▸ **JOB**: Everything in the listing except the pictures should be written out exactly.

-------------------------

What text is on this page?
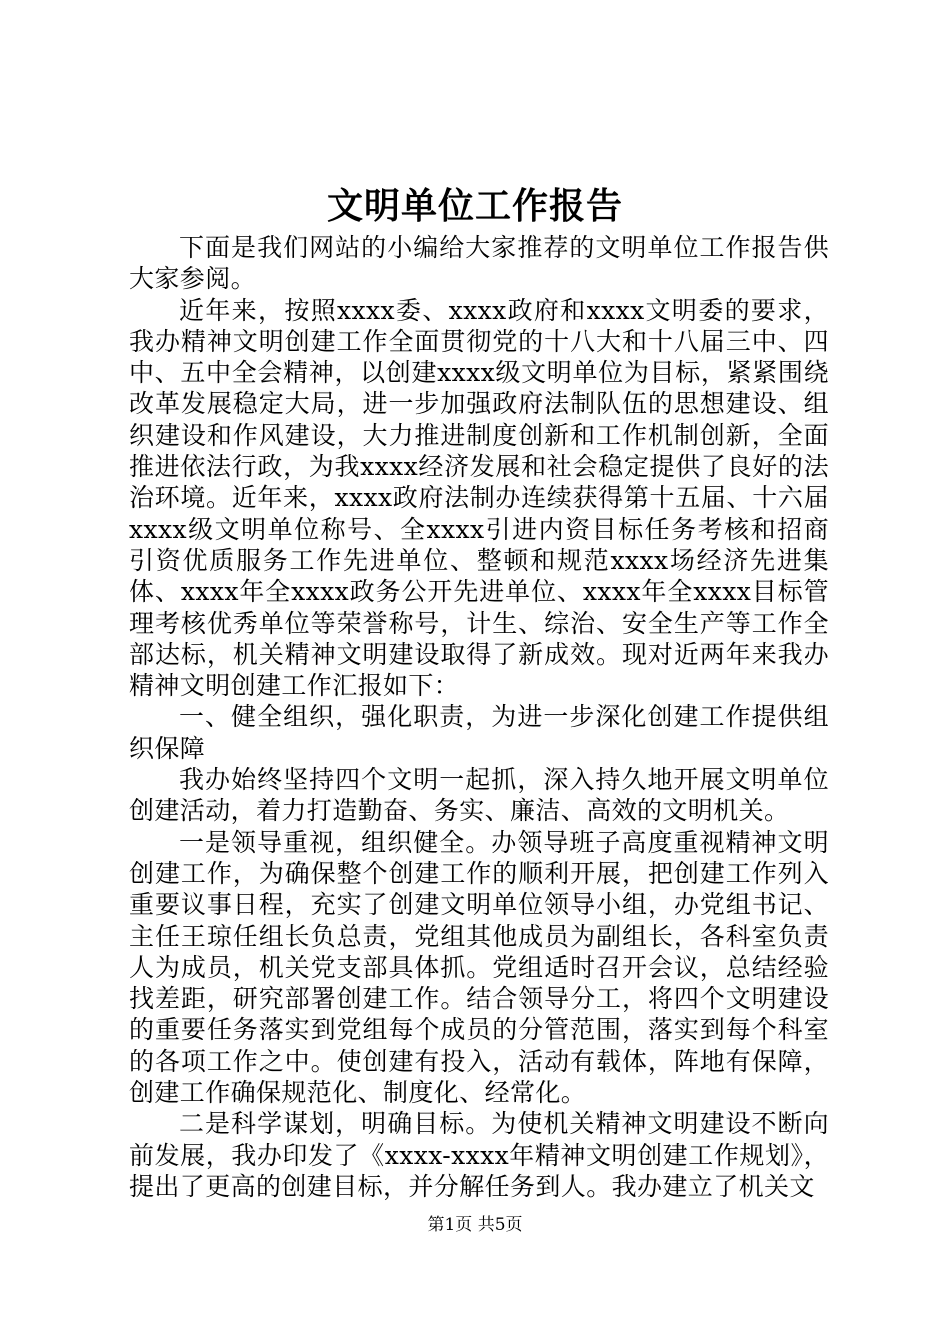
文明单位工作报告

下面是我们网站的小编给大家推荐的文明单位工作报告供大家参阅。

近年来，按照xxxx委、xxxx政府和xxxx文明委的要求，我办精神文明创建工作全面贯彻党的十八大和十八届三中、四中、五中全会精神，以创建xxxx级文明单位为目标，紧紧围绕改革发展稳定大局，进一步加强政府法制队伍的思想建设、组织建设和作风建设，大力推进制度创新和工作机制创新，全面推进依法行政，为我xxxx经济发展和社会稳定提供了良好的法治环境。近年来，xxxx政府法制办连续获得第十五届、十六届xxxx级文明单位称号、全xxxx引进内资目标任务考核和招商引资优质服务工作先进单位、整顿和规范xxxx场经济先进集体、xxxx年全xxxx政务公开先进单位、xxxx年全xxxx目标管理考核优秀单位等荣誉称号，计生、综治、安全生产等工作全部达标，机关精神文明建设取得了新成效。现对近两年来我办精神文明创建工作汇报如下：

一、健全组织，强化职责，为进一步深化创建工作提供组织保障

我办始终坚持四个文明一起抓，深入持久地开展文明单位创建活动，着力打造勤奋、务实、廉洁、高效的文明机关。

一是领导重视，组织健全。办领导班子高度重视精神文明创建工作，为确保整个创建工作的顺利开展，把创建工作列入重要议事日程，充实了创建文明单位领导小组，办党组书记、主任王琼任组长负总责，党组其他成员为副组长，各科室负责人为成员，机关党支部具体抓。党组适时召开会议，总结经验找差距，研究部署创建工作。结合领导分工，将四个文明建设的重要任务落实到党组每个成员的分管范围，落实到每个科室的各项工作之中。使创建有投入，活动有载体，阵地有保障，创建工作确保规范化、制度化、经常化。

二是科学谋划，明确目标。为使机关精神文明建设不断向前发展，我办印发了《xxxx-xxxx年精神文明创建工作规划》，提出了更高的创建目标，并分解任务到人。我办建立了机关文

第1页 共5页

-------------------------

▸ **ANSWER TO THIS EXERCISE**:
What text is on this page?
文明单位工作报告

下面是我们网站的小编给大家推荐的文明单位工作报告供大家参阅。

近年来，按照xxxx委、xxxx政府和xxxx文明委的要求，我办精神文明创建工作全面贯彻党的十八大和十八届三中、四中、五中全会精神，以创建xxxx级文明单位为目标，紧紧围绕改革发展稳定大局，进一步加强政府法制队伍的思想建设、组织建设和作风建设，大力推进制度创新和工作机制创新，全面推进依法行政，为我xxxx经济发展和社会稳定提供了良好的法治环境。近年来，xxxx政府法制办连续获得第十五届、十六届xxxx级文明单位称号、全xxxx引进内资目标任务考核和招商引资优质服务工作先进单位、整顿和规范xxxx场经济先进集体、xxxx年全xxxx政务公开先进单位、xxxx年全xxxx目标管理考核优秀单位等荣誉称号，计生、综治、安全生产等工作全部达标，机关精神文明建设取得了新成效。现对近两年来我办精神文明创建工作汇报如下：

一、健全组织，强化职责，为进一步深化创建工作提供组织保障

我办始终坚持四个文明一起抓，深入持久地开展文明单位创建活动，着力打造勤奋、务实、廉洁、高效的文明机关。

一是领导重视，组织健全。办领导班子高度重视精神文明创建工作，为确保整个创建工作的顺利开展，把创建工作列入重要议事日程，充实了创建文明单位领导小组，办党组书记、主任王琼任组长负总责，党组其他成员为副组长，各科室负责人为成员，机关党支部具体抓。党组适时召开会议，总结经验找差距，研究部署创建工作。结合领导分工，将四个文明建设的重要任务落实到党组每个成员的分管范围，落实到每个科室的各项工作之中。使创建有投入，活动有载体，阵地有保障，创建工作确保规范化、制度化、经常化。

二是科学谋划，明确目标。为使机关精神文明建设不断向前发展，我办印发了《xxxx-xxxx年精神文明创建工作规划》，提出了更高的创建目标，并分解任务到人。我办建立了机关文

第1页 共5页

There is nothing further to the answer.